[Data excerpts]

----------------------------------------

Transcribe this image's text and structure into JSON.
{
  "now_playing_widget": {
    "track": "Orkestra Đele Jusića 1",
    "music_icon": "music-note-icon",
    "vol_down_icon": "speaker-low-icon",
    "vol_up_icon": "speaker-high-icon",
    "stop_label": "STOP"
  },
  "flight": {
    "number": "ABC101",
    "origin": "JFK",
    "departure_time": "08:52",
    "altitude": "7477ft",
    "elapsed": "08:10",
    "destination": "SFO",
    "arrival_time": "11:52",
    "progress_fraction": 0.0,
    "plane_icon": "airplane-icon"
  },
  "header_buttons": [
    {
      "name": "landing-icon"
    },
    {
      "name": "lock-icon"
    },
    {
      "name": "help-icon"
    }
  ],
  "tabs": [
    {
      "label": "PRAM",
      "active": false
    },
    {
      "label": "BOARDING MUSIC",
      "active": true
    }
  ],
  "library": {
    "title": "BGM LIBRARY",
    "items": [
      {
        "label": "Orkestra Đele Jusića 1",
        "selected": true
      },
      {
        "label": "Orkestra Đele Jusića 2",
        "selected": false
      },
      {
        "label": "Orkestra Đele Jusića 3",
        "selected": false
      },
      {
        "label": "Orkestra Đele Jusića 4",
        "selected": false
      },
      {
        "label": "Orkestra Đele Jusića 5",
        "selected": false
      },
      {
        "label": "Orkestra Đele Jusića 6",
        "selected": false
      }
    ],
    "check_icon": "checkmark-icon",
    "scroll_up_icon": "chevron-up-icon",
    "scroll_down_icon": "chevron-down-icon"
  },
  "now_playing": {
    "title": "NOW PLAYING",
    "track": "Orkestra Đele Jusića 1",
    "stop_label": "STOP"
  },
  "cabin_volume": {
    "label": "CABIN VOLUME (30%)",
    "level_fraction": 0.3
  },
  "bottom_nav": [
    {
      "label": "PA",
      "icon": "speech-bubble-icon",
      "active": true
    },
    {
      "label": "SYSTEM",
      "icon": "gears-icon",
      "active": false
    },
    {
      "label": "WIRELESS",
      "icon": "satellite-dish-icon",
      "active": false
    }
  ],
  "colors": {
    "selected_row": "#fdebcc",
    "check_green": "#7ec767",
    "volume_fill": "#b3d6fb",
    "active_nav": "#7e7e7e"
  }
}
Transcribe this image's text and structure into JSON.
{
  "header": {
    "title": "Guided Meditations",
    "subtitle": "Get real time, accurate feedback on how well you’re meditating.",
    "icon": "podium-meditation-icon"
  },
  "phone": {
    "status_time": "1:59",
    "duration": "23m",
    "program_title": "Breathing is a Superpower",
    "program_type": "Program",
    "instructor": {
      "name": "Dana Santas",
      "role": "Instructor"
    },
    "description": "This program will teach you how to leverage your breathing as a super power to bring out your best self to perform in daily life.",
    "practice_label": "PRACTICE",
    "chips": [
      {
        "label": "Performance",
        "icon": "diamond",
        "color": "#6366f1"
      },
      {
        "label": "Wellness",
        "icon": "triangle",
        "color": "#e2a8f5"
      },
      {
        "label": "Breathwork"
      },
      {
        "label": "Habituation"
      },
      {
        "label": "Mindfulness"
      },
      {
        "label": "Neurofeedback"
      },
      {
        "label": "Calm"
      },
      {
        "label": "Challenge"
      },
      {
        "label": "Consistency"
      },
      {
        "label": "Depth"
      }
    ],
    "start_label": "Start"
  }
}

----------------------------------------

**Instructions to follow**
Extract every entry in the listing word for word.

**Written response**
Transcribe this image's text and structure into JSON.
{
  "now_playing_widget": {
    "track": "Orkestra Đele Jusića 1",
    "music_icon": "music-note-icon",
    "vol_down_icon": "speaker-low-icon",
    "vol_up_icon": "speaker-high-icon",
    "stop_label": "STOP"
  },
  "flight": {
    "number": "ABC101",
    "origin": "JFK",
    "departure_time": "08:52",
    "altitude": "7477ft",
    "elapsed": "08:10",
    "destination": "SFO",
    "arrival_time": "11:52",
    "progress_fraction": 0.0,
    "plane_icon": "airplane-icon"
  },
  "header_buttons": [
    {
      "name": "landing-icon"
    },
    {
      "name": "lock-icon"
    },
    {
      "name": "help-icon"
    }
  ],
  "tabs": [
    {
      "label": "PRAM",
      "active": false
    },
    {
      "label": "BOARDING MUSIC",
      "active": true
    }
  ],
  "library": {
    "title": "BGM LIBRARY",
    "items": [
      {
        "label": "Orkestra Đele Jusića 1",
        "selected": true
      },
      {
        "label": "Orkestra Đele Jusića 2",
        "selected": false
      },
      {
        "label": "Orkestra Đele Jusića 3",
        "selected": false
      },
      {
        "label": "Orkestra Đele Jusića 4",
        "selected": false
      },
      {
        "label": "Orkestra Đele Jusića 5",
        "selected": false
      },
      {
        "label": "Orkestra Đele Jusića 6",
        "selected": false
      }
    ],
    "check_icon": "checkmark-icon",
    "scroll_up_icon": "chevron-up-icon",
    "scroll_down_icon": "chevron-down-icon"
  },
  "now_playing": {
    "title": "NOW PLAYING",
    "track": "Orkestra Đele Jusića 1",
    "stop_label": "STOP"
  },
  "cabin_volume": {
    "label": "CABIN VOLUME (30%)",
    "level_fraction": 0.3
  },
  "bottom_nav": [
    {
      "label": "PA",
      "icon": "speech-bubble-icon",
      "active": true
    },
    {
      "label": "SYSTEM",
      "icon": "gears-icon",
      "active": false
    },
    {
      "label": "WIRELESS",
      "icon": "satellite-dish-icon",
      "active": false
    }
  ],
  "colors": {
    "selected_row": "#fdebcc",
    "check_green": "#7ec767",
    "volume_fill": "#b3d6fb",
    "active_nav": "#7e7e7e"
  }
}
Transcribe this image's text and structure into JSON.
{
  "header": {
    "title": "Guided Meditations",
    "subtitle": "Get real time, accurate feedback on how well you’re meditating.",
    "icon": "podium-meditation-icon"
  },
  "phone": {
    "status_time": "1:59",
    "duration": "23m",
    "program_title": "Breathing is a Superpower",
    "program_type": "Program",
    "instructor": {
      "name": "Dana Santas",
      "role": "Instructor"
    },
    "description": "This program will teach you how to leverage your breathing as a super power to bring out your best self to perform in daily life.",
    "practice_label": "PRACTICE",
    "chips": [
      {
        "label": "Performance",
        "icon": "diamond",
        "color": "#6366f1"
      },
      {
        "label": "Wellness",
        "icon": "triangle",
        "color": "#e2a8f5"
      },
      {
        "label": "Breathwork"
      },
      {
        "label": "Habituation"
      },
      {
        "label": "Mindfulness"
      },
      {
        "label": "Neurofeedback"
      },
      {
        "label": "Calm"
      },
      {
        "label": "Challenge"
      },
      {
        "label": "Consistency"
      },
      {
        "label": "Depth"
      }
    ],
    "start_label": "Start"
  }
}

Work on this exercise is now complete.